Dataset excerpts:

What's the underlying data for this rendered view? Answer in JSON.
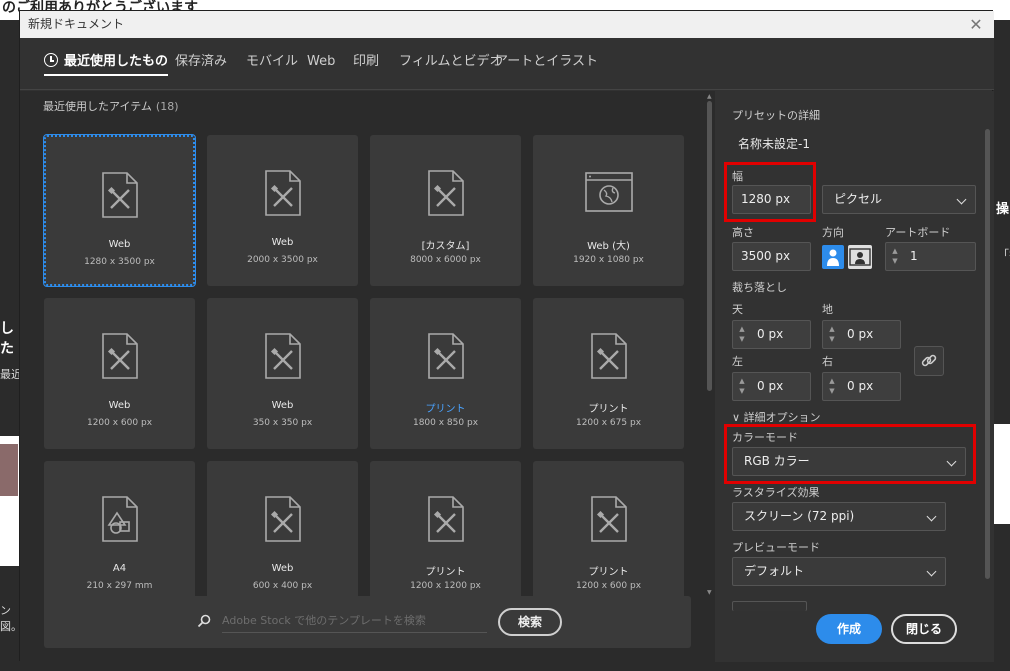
{
  "background": {
    "top_text": "のご利用ありがとうございます",
    "left_texts": [
      "した",
      "最近",
      "ン図。"
    ],
    "right_texts": [
      "操",
      "「学"
    ]
  },
  "dialog": {
    "title": "新規ドキュメント",
    "close_glyph": "✕",
    "tabs": [
      {
        "label": "最近使用したもの",
        "active": true
      },
      {
        "label": "保存済み"
      },
      {
        "label": "モバイル"
      },
      {
        "label": "Web"
      },
      {
        "label": "印刷"
      },
      {
        "label": "フィルムとビデオ"
      },
      {
        "label": "アートとイラスト"
      }
    ],
    "recent": {
      "title": "最近使用したアイテム",
      "count": "(18)",
      "items": [
        {
          "name": "Web",
          "size": "1280 x 3500 px",
          "icon": "pencil-document-icon",
          "selected": true
        },
        {
          "name": "Web",
          "size": "2000 x 3500 px",
          "icon": "pencil-document-icon"
        },
        {
          "name": "[カスタム]",
          "size": "8000 x 6000 px",
          "icon": "pencil-document-icon"
        },
        {
          "name": "Web (大)",
          "size": "1920 x 1080 px",
          "icon": "web-globe-icon"
        },
        {
          "name": "Web",
          "size": "1200 x 600 px",
          "icon": "pencil-document-icon"
        },
        {
          "name": "Web",
          "size": "350 x 350 px",
          "icon": "pencil-document-icon"
        },
        {
          "name": "プリント",
          "size": "1800 x 850 px",
          "icon": "pencil-document-icon",
          "blue": true
        },
        {
          "name": "プリント",
          "size": "1200 x 675 px",
          "icon": "pencil-document-icon"
        },
        {
          "name": "A4",
          "size": "210 x 297 mm",
          "icon": "shapes-document-icon"
        },
        {
          "name": "Web",
          "size": "600 x 400 px",
          "icon": "pencil-document-icon"
        },
        {
          "name": "プリント",
          "size": "1200 x 1200 px",
          "icon": "pencil-document-icon"
        },
        {
          "name": "プリント",
          "size": "1200 x 600 px",
          "icon": "pencil-document-icon"
        }
      ]
    },
    "search": {
      "placeholder": "Adobe Stock で他のテンプレートを検索",
      "button": "検索"
    },
    "preset": {
      "header": "プリセットの詳細",
      "name": "名称未設定-1",
      "width_label": "幅",
      "width_value": "1280 px",
      "unit": "ピクセル",
      "height_label": "高さ",
      "height_value": "3500 px",
      "orientation_label": "方向",
      "artboard_label": "アートボード",
      "artboard_value": "1",
      "bleed_label": "裁ち落とし",
      "top_label": "天",
      "top_value": "0 px",
      "bottom_label": "地",
      "bottom_value": "0 px",
      "left_label": "左",
      "left_value": "0 px",
      "right_label": "右",
      "right_value": "0 px",
      "advanced_label": "詳細オプション",
      "color_mode_label": "カラーモード",
      "color_mode_value": "RGB カラー",
      "raster_label": "ラスタライズ効果",
      "raster_value": "スクリーン (72 ppi)",
      "preview_label": "プレビューモード",
      "preview_value": "デフォルト"
    },
    "buttons": {
      "create": "作成",
      "close": "閉じる"
    }
  },
  "colors": {
    "accent": "#2d8ceb",
    "highlight": "#e10000"
  }
}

=== EXERCISE ===
Repeat the material exactly as it reads, without any of its pictures.

=== RESPONSE TO THE EXERCISE ===
What's the underlying data for this rendered view? Answer in JSON.
{
  "background": {
    "top_text": "のご利用ありがとうございます",
    "left_texts": [
      "した",
      "最近",
      "ン図。"
    ],
    "right_texts": [
      "操",
      "「学"
    ]
  },
  "dialog": {
    "title": "新規ドキュメント",
    "close_glyph": "✕",
    "tabs": [
      {
        "label": "最近使用したもの",
        "active": true
      },
      {
        "label": "保存済み"
      },
      {
        "label": "モバイル"
      },
      {
        "label": "Web"
      },
      {
        "label": "印刷"
      },
      {
        "label": "フィルムとビデオ"
      },
      {
        "label": "アートとイラスト"
      }
    ],
    "recent": {
      "title": "最近使用したアイテム",
      "count": "(18)",
      "items": [
        {
          "name": "Web",
          "size": "1280 x 3500 px",
          "icon": "pencil-document-icon",
          "selected": true
        },
        {
          "name": "Web",
          "size": "2000 x 3500 px",
          "icon": "pencil-document-icon"
        },
        {
          "name": "[カスタム]",
          "size": "8000 x 6000 px",
          "icon": "pencil-document-icon"
        },
        {
          "name": "Web (大)",
          "size": "1920 x 1080 px",
          "icon": "web-globe-icon"
        },
        {
          "name": "Web",
          "size": "1200 x 600 px",
          "icon": "pencil-document-icon"
        },
        {
          "name": "Web",
          "size": "350 x 350 px",
          "icon": "pencil-document-icon"
        },
        {
          "name": "プリント",
          "size": "1800 x 850 px",
          "icon": "pencil-document-icon",
          "blue": true
        },
        {
          "name": "プリント",
          "size": "1200 x 675 px",
          "icon": "pencil-document-icon"
        },
        {
          "name": "A4",
          "size": "210 x 297 mm",
          "icon": "shapes-document-icon"
        },
        {
          "name": "Web",
          "size": "600 x 400 px",
          "icon": "pencil-document-icon"
        },
        {
          "name": "プリント",
          "size": "1200 x 1200 px",
          "icon": "pencil-document-icon"
        },
        {
          "name": "プリント",
          "size": "1200 x 600 px",
          "icon": "pencil-document-icon"
        }
      ]
    },
    "search": {
      "placeholder": "Adobe Stock で他のテンプレートを検索",
      "button": "検索"
    },
    "preset": {
      "header": "プリセットの詳細",
      "name": "名称未設定-1",
      "width_label": "幅",
      "width_value": "1280 px",
      "unit": "ピクセル",
      "height_label": "高さ",
      "height_value": "3500 px",
      "orientation_label": "方向",
      "artboard_label": "アートボード",
      "artboard_value": "1",
      "bleed_label": "裁ち落とし",
      "top_label": "天",
      "top_value": "0 px",
      "bottom_label": "地",
      "bottom_value": "0 px",
      "left_label": "左",
      "left_value": "0 px",
      "right_label": "右",
      "right_value": "0 px",
      "advanced_label": "詳細オプション",
      "color_mode_label": "カラーモード",
      "color_mode_value": "RGB カラー",
      "raster_label": "ラスタライズ効果",
      "raster_value": "スクリーン (72 ppi)",
      "preview_label": "プレビューモード",
      "preview_value": "デフォルト"
    },
    "buttons": {
      "create": "作成",
      "close": "閉じる"
    }
  },
  "colors": {
    "accent": "#2d8ceb",
    "highlight": "#e10000"
  }
}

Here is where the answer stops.